PASSAGE SHOWN:
Beatriz in Spain: On the 24th December we are preparing for a family dinner in the evening. Before, we already have ready Christmas ornaments, the Christmas tree and the Nativity scene and might sing/listen to Christmas carols. The typical dishes depend on every Spanish region. Here, in Galicia, northwestern Spain, the most traditional meal is cod with cauliflower and boiled potatoes as well as shellfish (crayfish, different kinds of crabs, scallop shell, lobster, barnacles...). However, some people prepare roasted beef, capon, turkey, lamb, suckling pig, hake or octopus... On Christmas Day we have a family lunch, and some of the dishes you can eat are among the ones I named before. After dinner/lunch typical Christmas sweets are eaten like "turrón" (a kind of nougat candy typical in Spain in Xmas), "polvorones" (I heard it is similar to "shortbread" in New Zealand), "marzipan", "pasteles yema/gloria"... On the contrary to most countries in the world, we don't exchange gifts on Christmas Eve or Christmas Day, but on the 6th January, the Epiphany or the "Three Kings Day". However, in the latest years, Santa is more present than ever, and still many children get something "little" either on the 24th or the 25th. ¡Feliz Navidad a todos!

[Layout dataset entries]

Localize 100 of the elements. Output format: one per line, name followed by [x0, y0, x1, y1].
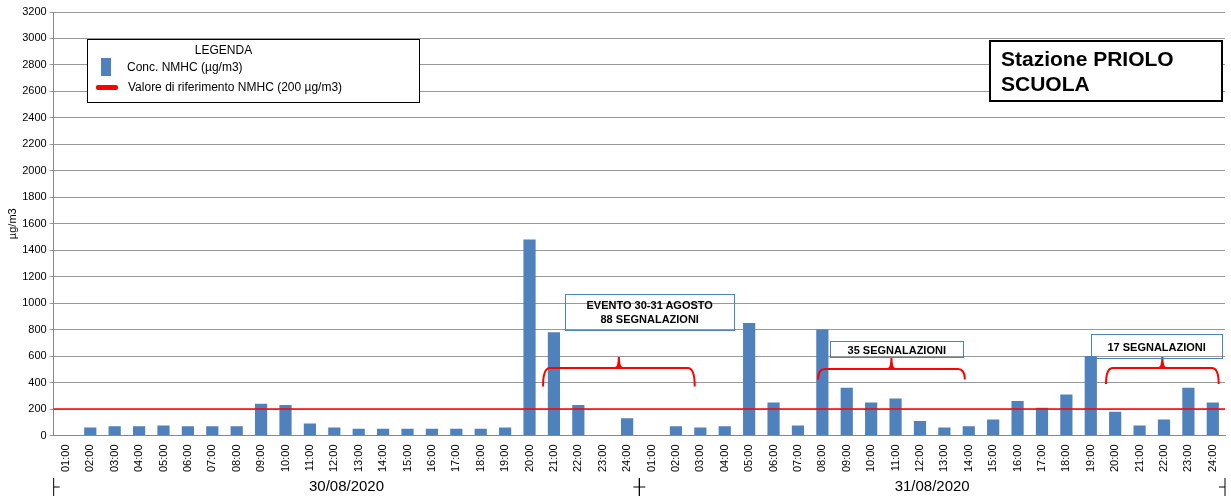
x-tick-label: 14:00	[961, 444, 974, 472]
x-tick-label: 02:00	[668, 444, 681, 472]
bar	[499, 427, 512, 435]
bar	[206, 426, 219, 435]
x-tick-label: 21:00	[1132, 444, 1145, 472]
y-tick-label: 1600	[22, 216, 47, 229]
x-tick-label: 06:00	[180, 444, 193, 472]
bar	[840, 387, 853, 435]
y-tick-label: 400	[28, 375, 47, 388]
x-tick-label: 10:00	[864, 444, 877, 472]
x-tick-label: 05:00	[156, 444, 169, 472]
x-tick-label: 01:00	[644, 444, 657, 472]
legend-label: Conc. NMHC (µg/m3)	[127, 60, 243, 74]
bar	[279, 405, 292, 435]
y-tick-label: 2200	[22, 137, 47, 150]
x-tick-label: 24:00	[1205, 444, 1218, 472]
bar	[547, 332, 561, 435]
x-tick-label: 17:00	[449, 444, 462, 472]
bar	[303, 423, 316, 435]
x-tick-label: 05:00	[742, 444, 755, 472]
x-tick-label: 19:00	[498, 444, 511, 472]
y-tick-label: 600	[28, 349, 47, 362]
bar	[1206, 402, 1219, 435]
y-tick-label: 3200	[22, 5, 47, 18]
x-tick-label: 16:00	[1010, 444, 1023, 472]
bar	[108, 426, 121, 435]
x-tick-label: 19:00	[1083, 444, 1096, 472]
bar	[962, 426, 975, 435]
x-tick-label: 13:00	[937, 444, 950, 472]
x-tick-label: 18:00	[473, 444, 486, 472]
x-tick-label: 11:00	[888, 444, 901, 472]
x-tick-label: 23:00	[595, 444, 608, 472]
bar	[523, 239, 536, 435]
x-tick-label: 06:00	[766, 444, 779, 472]
bar	[718, 426, 731, 435]
bar	[328, 427, 341, 435]
text: 31/08/2020	[894, 477, 970, 495]
x-tick-label: 20:00	[522, 444, 535, 472]
x-tick-label: 22:00	[1157, 444, 1170, 472]
x-tick-label: 10:00	[278, 444, 291, 472]
x-tick-label: 13:00	[351, 444, 364, 472]
y-tick-label: 0	[40, 428, 47, 441]
annotation: 35 SEGNALAZIONI	[829, 341, 964, 359]
bar	[450, 428, 463, 435]
bar	[1182, 387, 1195, 435]
bar	[938, 427, 951, 435]
bar	[377, 428, 390, 435]
bar	[621, 418, 634, 435]
bar	[791, 425, 805, 435]
bar	[865, 402, 878, 435]
y-axis-title: µg/m3	[5, 208, 18, 240]
y-tick-label: 2800	[22, 57, 47, 70]
x-tick-label: 02:00	[83, 444, 96, 472]
x-tick-label: 20:00	[1108, 444, 1121, 472]
bar	[694, 427, 707, 435]
x-tick-label: 12:00	[327, 444, 340, 472]
bar	[425, 428, 439, 435]
x-tick-label: 22:00	[571, 444, 584, 472]
x-tick-label: 11:00	[302, 444, 315, 472]
bar	[401, 428, 414, 435]
y-tick-label: 2000	[22, 163, 47, 176]
bar	[1011, 401, 1024, 435]
bar	[157, 425, 170, 435]
annotation: EVENTO 30-31 AGOSTO 88 SEGNALAZIONI	[564, 293, 735, 331]
bar	[132, 426, 146, 435]
x-tick-label: 15:00	[400, 444, 413, 472]
x-tick-label: 01:00	[58, 444, 71, 472]
bar	[1035, 407, 1049, 435]
x-tick-label: 24:00	[620, 444, 633, 472]
y-tick-label: 2600	[22, 84, 47, 97]
x-tick-label: 18:00	[1059, 444, 1072, 472]
text: Stazione PRIOLO SCUOLA	[989, 40, 1223, 102]
y-tick-label: 1800	[22, 190, 47, 203]
bar	[767, 402, 780, 435]
bar	[816, 329, 829, 435]
y-tick-label: 800	[28, 322, 47, 335]
bar	[84, 427, 97, 435]
x-tick-label: 08:00	[229, 444, 242, 472]
bar	[181, 426, 194, 435]
y-tick-label: 3000	[22, 31, 47, 44]
y-tick-label: 2400	[22, 110, 47, 123]
bar	[1060, 394, 1073, 435]
bar	[352, 428, 365, 435]
bar	[572, 405, 585, 435]
x-tick-label: 08:00	[815, 444, 828, 472]
y-tick-label: 1200	[22, 269, 47, 282]
bar	[254, 403, 268, 435]
y-tick-label: 1000	[22, 296, 47, 309]
bar	[743, 322, 756, 435]
x-tick-label: 07:00	[205, 444, 218, 472]
x-tick-label: 12:00	[913, 444, 925, 472]
annotation: 17 SEGNALAZIONI	[1090, 333, 1223, 360]
x-tick-label: 09:00	[839, 444, 852, 472]
x-tick-label: 04:00	[132, 444, 145, 472]
x-tick-label: 17:00	[1035, 444, 1048, 472]
x-tick-label: 03:00	[107, 444, 120, 472]
y-tick-label: 1400	[22, 243, 47, 256]
legend-label: Valore di riferimento NMHC (200 µg/m3)	[128, 80, 343, 94]
x-tick-label: 07:00	[790, 444, 803, 472]
x-tick-label: 15:00	[986, 444, 999, 472]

TO BE DONE:
- A) Translate this sentence from the account of Christmas in Spain into French: "On Christmas Day we have a family lunch, and some of the dishes you can eat are among the ones I named before."
- B) According to the account of Christmas in Spain, on what date are gifts exchanged there instead of Christmas Eve or Christmas Day?
- C) Carry on the account of Christmas in Spain from its final line.

EXERCISE RESULTS:
- A) Le jour de Noël, nous déjeunons en famille, et certains des plats que l'on peut manger font partie de ceux que j'ai cités auparavant.

- B) On the 6th of January, the Epiphany or "Three Kings Day."

- C)
If you are interested in reading more articles related to the Christmas time and New Year's, check the following:

- Sinterklaas
- The Saint Nicholas tradition
- The Christmas Season in Spain
- New Year's Celebrations
- The Three Kings Day or "Día de Reyes"


  1. Same holiday in so many countries and so many differences:) Interesting.

    I can't believe someone has dinner with 50 people. It's so much preparations for just 12 persons in my family.

    I didn't know you're from Galicia. I was there once and I truely believe it's one of the most beautiful places in the world;)

  2. Yes, despite celebrating the same there are many differences depending on the country/region of the world we are! That is really interesting!

    I agree with you! I cannot imagine preparing a dinner for fifty people! :O Only for a few people requires a lot of effort, so fifty... Wow!

    Yes, yes I was born in Galicia, in the "Rías Baixas" area. :) I did not know you came here once. I cannot wait to hear more about your trip here, so will contact you by e-mail as soon as possible! :D I am so happy to hear that you liked Galicia so much! I think it is beautiful here but cannot say if it is one of the most beautiful places in the world. However, it is true there are amazing places in Galicia! :)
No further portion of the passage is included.